Information provided:
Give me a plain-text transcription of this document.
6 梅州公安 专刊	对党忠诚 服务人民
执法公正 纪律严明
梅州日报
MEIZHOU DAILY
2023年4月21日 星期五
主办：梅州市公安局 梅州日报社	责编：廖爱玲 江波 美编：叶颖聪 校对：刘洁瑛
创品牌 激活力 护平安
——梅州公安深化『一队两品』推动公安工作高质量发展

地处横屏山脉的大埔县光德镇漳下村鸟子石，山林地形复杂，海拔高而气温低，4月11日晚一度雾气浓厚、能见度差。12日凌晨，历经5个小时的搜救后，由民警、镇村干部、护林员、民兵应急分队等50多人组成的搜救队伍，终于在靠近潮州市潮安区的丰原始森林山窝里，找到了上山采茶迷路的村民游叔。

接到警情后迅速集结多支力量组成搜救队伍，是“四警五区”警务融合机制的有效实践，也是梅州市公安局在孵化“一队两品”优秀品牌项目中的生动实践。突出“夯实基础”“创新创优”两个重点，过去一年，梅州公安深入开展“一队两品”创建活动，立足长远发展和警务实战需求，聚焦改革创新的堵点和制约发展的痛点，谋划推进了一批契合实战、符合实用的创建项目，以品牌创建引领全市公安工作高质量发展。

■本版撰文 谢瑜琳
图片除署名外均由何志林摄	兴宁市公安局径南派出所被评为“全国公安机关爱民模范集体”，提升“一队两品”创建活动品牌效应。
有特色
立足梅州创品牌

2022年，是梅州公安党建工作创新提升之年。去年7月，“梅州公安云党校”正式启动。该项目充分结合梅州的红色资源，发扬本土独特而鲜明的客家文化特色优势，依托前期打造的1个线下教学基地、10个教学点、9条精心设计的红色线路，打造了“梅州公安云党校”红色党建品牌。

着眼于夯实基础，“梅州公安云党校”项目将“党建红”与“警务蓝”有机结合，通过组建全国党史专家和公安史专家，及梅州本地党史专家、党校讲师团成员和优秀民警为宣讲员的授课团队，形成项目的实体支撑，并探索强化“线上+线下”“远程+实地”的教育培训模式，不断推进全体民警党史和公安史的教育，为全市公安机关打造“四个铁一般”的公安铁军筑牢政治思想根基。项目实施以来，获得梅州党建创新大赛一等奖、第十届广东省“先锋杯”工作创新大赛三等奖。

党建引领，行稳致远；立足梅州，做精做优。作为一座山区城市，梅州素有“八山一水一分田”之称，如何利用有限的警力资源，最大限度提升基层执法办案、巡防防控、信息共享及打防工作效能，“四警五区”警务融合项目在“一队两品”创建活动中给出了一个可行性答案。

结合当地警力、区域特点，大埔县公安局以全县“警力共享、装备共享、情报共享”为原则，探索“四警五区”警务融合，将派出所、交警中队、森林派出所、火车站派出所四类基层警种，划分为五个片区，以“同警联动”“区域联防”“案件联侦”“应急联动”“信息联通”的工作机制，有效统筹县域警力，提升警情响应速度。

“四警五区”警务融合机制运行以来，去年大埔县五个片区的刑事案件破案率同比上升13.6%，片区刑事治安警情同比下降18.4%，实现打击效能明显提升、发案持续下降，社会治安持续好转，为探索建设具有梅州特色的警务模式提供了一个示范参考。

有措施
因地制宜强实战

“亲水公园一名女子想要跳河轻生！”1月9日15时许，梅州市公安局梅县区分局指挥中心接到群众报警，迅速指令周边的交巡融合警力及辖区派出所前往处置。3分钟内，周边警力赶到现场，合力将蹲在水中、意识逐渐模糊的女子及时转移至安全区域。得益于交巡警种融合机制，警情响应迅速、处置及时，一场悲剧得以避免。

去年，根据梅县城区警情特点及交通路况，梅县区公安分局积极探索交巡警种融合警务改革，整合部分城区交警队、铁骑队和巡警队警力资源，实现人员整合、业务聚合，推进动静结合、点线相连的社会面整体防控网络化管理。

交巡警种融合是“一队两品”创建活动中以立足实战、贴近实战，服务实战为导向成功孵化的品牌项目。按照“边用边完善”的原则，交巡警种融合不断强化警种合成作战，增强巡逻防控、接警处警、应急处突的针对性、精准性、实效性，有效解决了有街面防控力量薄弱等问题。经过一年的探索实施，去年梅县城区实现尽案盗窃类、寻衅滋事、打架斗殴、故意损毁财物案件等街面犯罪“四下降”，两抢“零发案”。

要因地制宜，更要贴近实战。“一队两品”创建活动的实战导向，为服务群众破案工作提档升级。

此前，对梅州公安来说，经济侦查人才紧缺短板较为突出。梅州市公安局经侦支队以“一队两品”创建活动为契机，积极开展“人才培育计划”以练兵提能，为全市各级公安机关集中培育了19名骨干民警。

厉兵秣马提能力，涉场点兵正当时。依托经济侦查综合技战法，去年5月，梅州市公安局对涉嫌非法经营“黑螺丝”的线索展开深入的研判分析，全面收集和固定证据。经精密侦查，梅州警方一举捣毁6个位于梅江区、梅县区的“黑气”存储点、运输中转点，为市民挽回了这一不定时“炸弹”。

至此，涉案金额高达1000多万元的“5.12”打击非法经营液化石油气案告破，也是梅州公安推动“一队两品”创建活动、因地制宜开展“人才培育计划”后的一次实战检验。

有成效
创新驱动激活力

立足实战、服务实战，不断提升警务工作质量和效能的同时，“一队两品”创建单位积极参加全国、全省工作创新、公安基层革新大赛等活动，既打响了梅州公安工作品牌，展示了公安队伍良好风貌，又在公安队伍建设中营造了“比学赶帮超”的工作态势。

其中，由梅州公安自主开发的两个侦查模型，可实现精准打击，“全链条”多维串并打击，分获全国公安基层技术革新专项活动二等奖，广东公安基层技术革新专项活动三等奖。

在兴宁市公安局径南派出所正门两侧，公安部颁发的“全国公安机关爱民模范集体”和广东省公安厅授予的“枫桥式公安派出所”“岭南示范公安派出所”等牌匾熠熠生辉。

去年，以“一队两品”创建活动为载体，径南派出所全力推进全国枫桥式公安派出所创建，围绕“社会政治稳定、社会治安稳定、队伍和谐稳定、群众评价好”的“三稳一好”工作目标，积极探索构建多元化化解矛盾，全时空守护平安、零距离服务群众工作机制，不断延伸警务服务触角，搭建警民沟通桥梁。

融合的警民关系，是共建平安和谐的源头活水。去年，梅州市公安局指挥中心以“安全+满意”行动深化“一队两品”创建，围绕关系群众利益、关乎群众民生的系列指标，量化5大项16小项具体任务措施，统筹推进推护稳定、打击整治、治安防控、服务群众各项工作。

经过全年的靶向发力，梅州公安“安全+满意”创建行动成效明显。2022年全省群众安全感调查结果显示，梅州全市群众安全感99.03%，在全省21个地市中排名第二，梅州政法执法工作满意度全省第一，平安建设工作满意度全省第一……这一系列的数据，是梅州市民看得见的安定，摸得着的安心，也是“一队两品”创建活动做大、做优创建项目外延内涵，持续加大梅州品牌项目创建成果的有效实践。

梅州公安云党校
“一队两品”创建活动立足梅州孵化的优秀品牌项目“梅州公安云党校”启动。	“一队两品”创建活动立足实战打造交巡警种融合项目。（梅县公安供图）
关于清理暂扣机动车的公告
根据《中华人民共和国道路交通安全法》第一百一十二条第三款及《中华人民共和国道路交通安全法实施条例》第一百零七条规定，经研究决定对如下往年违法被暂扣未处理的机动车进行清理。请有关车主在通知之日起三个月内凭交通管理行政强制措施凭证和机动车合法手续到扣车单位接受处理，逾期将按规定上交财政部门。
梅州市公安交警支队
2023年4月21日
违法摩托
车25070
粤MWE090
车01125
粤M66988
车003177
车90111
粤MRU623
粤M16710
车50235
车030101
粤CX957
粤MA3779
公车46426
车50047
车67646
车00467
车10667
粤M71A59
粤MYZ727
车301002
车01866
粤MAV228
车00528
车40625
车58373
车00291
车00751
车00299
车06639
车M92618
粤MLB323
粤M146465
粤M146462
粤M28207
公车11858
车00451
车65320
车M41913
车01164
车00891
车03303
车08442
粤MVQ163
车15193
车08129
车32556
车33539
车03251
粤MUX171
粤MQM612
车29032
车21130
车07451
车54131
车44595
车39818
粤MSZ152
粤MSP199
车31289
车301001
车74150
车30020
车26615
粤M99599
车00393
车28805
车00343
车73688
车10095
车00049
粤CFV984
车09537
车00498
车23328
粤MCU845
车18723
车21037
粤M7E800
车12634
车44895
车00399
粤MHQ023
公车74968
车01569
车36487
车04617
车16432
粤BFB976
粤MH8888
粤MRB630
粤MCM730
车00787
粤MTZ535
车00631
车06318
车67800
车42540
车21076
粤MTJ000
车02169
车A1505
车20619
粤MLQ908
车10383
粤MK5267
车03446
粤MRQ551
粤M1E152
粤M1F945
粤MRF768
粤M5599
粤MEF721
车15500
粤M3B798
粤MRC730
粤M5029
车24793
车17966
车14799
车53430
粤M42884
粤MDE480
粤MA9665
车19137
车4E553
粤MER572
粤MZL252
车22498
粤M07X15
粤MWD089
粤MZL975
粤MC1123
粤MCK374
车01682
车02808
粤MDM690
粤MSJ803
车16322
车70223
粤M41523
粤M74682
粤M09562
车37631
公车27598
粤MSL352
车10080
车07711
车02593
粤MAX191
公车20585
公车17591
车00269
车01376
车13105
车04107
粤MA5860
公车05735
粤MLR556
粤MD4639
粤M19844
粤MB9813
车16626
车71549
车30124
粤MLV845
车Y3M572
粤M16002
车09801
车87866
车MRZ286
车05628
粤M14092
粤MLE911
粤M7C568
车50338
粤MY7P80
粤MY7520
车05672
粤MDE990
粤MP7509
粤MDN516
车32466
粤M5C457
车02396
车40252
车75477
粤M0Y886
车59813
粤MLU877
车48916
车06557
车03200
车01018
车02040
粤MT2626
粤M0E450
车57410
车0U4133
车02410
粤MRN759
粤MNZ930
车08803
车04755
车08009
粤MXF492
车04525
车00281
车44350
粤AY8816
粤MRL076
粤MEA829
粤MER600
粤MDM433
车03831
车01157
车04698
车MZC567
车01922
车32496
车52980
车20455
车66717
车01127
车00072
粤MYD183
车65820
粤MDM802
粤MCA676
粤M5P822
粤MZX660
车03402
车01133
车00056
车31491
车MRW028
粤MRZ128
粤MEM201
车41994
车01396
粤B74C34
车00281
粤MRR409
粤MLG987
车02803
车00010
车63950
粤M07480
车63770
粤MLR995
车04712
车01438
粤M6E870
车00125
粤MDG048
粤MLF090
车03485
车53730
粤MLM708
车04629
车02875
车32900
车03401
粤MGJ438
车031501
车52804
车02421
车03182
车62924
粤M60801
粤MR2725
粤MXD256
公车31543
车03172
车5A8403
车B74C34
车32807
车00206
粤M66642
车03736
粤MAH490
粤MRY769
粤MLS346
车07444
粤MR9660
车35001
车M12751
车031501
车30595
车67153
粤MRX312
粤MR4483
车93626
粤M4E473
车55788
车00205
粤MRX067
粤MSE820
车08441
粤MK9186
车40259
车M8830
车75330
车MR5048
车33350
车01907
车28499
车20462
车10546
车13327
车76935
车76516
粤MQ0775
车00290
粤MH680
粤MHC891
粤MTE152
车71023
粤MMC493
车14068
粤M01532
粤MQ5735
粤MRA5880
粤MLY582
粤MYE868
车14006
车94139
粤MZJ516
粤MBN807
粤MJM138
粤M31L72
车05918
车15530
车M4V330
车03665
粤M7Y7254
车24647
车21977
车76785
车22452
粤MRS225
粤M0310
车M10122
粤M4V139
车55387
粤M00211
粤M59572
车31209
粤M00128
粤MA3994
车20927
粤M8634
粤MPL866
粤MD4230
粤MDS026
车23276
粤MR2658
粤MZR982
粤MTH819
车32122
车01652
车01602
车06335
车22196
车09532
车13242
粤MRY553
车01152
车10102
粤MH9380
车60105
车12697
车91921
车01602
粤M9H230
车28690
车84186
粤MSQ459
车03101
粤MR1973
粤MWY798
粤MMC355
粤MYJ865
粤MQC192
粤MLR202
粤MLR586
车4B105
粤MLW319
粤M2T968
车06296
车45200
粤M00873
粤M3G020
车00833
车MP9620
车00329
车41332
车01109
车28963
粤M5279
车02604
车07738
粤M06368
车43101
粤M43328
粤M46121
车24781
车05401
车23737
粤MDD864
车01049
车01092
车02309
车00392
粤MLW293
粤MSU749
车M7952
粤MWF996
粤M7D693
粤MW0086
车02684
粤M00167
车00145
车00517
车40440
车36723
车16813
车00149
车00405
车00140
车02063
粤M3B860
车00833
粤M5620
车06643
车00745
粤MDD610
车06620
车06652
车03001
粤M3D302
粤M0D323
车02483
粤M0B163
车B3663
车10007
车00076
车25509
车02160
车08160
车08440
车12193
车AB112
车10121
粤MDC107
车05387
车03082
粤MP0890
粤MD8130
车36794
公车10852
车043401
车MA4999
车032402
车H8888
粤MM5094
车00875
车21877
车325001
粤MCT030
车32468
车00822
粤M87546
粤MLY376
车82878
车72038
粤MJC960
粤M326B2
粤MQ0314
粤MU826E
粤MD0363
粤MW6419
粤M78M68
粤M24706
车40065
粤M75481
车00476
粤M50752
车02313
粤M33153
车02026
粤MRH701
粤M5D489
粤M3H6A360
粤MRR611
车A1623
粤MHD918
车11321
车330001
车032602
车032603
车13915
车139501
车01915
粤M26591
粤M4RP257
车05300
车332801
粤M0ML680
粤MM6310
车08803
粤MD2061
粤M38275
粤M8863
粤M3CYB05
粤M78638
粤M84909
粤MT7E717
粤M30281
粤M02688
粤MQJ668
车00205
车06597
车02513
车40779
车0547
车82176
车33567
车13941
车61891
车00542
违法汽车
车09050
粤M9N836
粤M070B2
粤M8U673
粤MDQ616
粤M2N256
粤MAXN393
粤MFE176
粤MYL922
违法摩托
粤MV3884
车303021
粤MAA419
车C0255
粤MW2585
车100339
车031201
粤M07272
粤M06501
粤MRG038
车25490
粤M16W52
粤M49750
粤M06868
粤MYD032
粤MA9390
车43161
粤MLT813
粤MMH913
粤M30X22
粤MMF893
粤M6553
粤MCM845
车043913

What needs to be done: In the records above, find the lines containing "全国公安机关爱民模范集体" and copy them.

Response for this exercise:
图片除署名外均由何志林摄	兴宁市公安局径南派出所被评为“全国公安机关爱民模范集体”，提升“一队两品”创建活动品牌效应。
在兴宁市公安局径南派出所正门两侧，公安部颁发的“全国公安机关爱民模范集体”和广东省公安厅授予的“枫桥式公安派出所”“岭南示范公安派出所”等牌匾熠熠生辉。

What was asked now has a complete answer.